Activity
Transcribe the records below exactly as they appear.

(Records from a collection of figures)
──────────
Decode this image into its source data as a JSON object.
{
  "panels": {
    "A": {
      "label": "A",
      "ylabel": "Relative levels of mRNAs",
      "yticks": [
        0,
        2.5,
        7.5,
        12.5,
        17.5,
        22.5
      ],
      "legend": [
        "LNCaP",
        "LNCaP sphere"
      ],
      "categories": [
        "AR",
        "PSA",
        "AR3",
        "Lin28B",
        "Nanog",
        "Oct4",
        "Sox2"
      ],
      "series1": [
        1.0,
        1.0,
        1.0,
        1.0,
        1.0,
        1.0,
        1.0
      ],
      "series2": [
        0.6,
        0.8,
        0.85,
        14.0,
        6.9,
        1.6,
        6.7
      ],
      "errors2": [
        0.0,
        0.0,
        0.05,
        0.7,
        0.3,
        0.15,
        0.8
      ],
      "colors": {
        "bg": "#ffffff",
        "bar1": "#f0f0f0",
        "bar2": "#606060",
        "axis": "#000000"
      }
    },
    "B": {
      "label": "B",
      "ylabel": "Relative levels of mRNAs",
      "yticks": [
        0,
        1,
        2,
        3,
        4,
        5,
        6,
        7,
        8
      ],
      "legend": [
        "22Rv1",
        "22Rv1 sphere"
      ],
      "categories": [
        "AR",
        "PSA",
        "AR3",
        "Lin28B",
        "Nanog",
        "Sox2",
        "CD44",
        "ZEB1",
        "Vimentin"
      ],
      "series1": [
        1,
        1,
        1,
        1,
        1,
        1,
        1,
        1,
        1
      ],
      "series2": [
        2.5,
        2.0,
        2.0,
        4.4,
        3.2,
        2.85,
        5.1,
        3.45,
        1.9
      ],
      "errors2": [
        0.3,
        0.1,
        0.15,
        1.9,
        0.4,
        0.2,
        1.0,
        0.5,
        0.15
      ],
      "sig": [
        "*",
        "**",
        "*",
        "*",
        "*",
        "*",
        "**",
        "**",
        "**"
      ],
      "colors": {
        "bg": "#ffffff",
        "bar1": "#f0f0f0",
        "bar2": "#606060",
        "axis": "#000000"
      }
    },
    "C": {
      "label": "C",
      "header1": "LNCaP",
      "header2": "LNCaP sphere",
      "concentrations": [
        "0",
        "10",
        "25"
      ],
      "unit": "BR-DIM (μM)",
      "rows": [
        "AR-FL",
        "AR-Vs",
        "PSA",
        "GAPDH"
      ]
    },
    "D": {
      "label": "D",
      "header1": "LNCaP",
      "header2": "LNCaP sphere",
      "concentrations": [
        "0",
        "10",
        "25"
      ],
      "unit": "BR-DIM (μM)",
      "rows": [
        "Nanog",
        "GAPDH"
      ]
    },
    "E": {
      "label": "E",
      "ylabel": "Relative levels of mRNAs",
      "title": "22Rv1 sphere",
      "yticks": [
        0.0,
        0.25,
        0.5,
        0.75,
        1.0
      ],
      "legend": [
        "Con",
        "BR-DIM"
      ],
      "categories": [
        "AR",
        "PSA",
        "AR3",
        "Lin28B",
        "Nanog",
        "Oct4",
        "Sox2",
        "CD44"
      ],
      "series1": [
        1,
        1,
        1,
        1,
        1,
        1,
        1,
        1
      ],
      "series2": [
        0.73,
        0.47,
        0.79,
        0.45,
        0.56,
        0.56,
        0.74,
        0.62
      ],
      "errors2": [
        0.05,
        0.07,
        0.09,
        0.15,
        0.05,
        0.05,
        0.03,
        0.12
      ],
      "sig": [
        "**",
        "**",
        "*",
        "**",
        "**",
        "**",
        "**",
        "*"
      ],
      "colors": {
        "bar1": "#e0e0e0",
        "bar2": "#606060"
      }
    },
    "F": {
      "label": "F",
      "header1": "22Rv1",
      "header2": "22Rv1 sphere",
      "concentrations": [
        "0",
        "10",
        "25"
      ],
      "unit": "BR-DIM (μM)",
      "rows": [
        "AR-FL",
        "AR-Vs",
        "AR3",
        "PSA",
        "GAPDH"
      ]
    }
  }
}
──────────
Task answer
Decode this image into its source data as a JSON object.
{
  "panels": {
    "A": {
      "label": "A",
      "ylabel": "Relative levels of mRNAs",
      "yticks": [
        0,
        2.5,
        7.5,
        12.5,
        17.5,
        22.5
      ],
      "legend": [
        "LNCaP",
        "LNCaP sphere"
      ],
      "categories": [
        "AR",
        "PSA",
        "AR3",
        "Lin28B",
        "Nanog",
        "Oct4",
        "Sox2"
      ],
      "series1": [
        1.0,
        1.0,
        1.0,
        1.0,
        1.0,
        1.0,
        1.0
      ],
      "series2": [
        0.6,
        0.8,
        0.85,
        14.0,
        6.9,
        1.6,
        6.7
      ],
      "errors2": [
        0.0,
        0.0,
        0.05,
        0.7,
        0.3,
        0.15,
        0.8
      ],
      "colors": {
        "bg": "#ffffff",
        "bar1": "#f0f0f0",
        "bar2": "#606060",
        "axis": "#000000"
      }
    },
    "B": {
      "label": "B",
      "ylabel": "Relative levels of mRNAs",
      "yticks": [
        0,
        1,
        2,
        3,
        4,
        5,
        6,
        7,
        8
      ],
      "legend": [
        "22Rv1",
        "22Rv1 sphere"
      ],
      "categories": [
        "AR",
        "PSA",
        "AR3",
        "Lin28B",
        "Nanog",
        "Sox2",
        "CD44",
        "ZEB1",
        "Vimentin"
      ],
      "series1": [
        1,
        1,
        1,
        1,
        1,
        1,
        1,
        1,
        1
      ],
      "series2": [
        2.5,
        2.0,
        2.0,
        4.4,
        3.2,
        2.85,
        5.1,
        3.45,
        1.9
      ],
      "errors2": [
        0.3,
        0.1,
        0.15,
        1.9,
        0.4,
        0.2,
        1.0,
        0.5,
        0.15
      ],
      "sig": [
        "*",
        "**",
        "*",
        "*",
        "*",
        "*",
        "**",
        "**",
        "**"
      ],
      "colors": {
        "bg": "#ffffff",
        "bar1": "#f0f0f0",
        "bar2": "#606060",
        "axis": "#000000"
      }
    },
    "C": {
      "label": "C",
      "header1": "LNCaP",
      "header2": "LNCaP sphere",
      "concentrations": [
        "0",
        "10",
        "25"
      ],
      "unit": "BR-DIM (μM)",
      "rows": [
        "AR-FL",
        "AR-Vs",
        "PSA",
        "GAPDH"
      ]
    },
    "D": {
      "label": "D",
      "header1": "LNCaP",
      "header2": "LNCaP sphere",
      "concentrations": [
        "0",
        "10",
        "25"
      ],
      "unit": "BR-DIM (μM)",
      "rows": [
        "Nanog",
        "GAPDH"
      ]
    },
    "E": {
      "label": "E",
      "ylabel": "Relative levels of mRNAs",
      "title": "22Rv1 sphere",
      "yticks": [
        0.0,
        0.25,
        0.5,
        0.75,
        1.0
      ],
      "legend": [
        "Con",
        "BR-DIM"
      ],
      "categories": [
        "AR",
        "PSA",
        "AR3",
        "Lin28B",
        "Nanog",
        "Oct4",
        "Sox2",
        "CD44"
      ],
      "series1": [
        1,
        1,
        1,
        1,
        1,
        1,
        1,
        1
      ],
      "series2": [
        0.73,
        0.47,
        0.79,
        0.45,
        0.56,
        0.56,
        0.74,
        0.62
      ],
      "errors2": [
        0.05,
        0.07,
        0.09,
        0.15,
        0.05,
        0.05,
        0.03,
        0.12
      ],
      "sig": [
        "**",
        "**",
        "*",
        "**",
        "**",
        "**",
        "**",
        "*"
      ],
      "colors": {
        "bar1": "#e0e0e0",
        "bar2": "#606060"
      }
    },
    "F": {
      "label": "F",
      "header1": "22Rv1",
      "header2": "22Rv1 sphere",
      "concentrations": [
        "0",
        "10",
        "25"
      ],
      "unit": "BR-DIM (μM)",
      "rows": [
        "AR-FL",
        "AR-Vs",
        "AR3",
        "PSA",
        "GAPDH"
      ]
    }
  }
}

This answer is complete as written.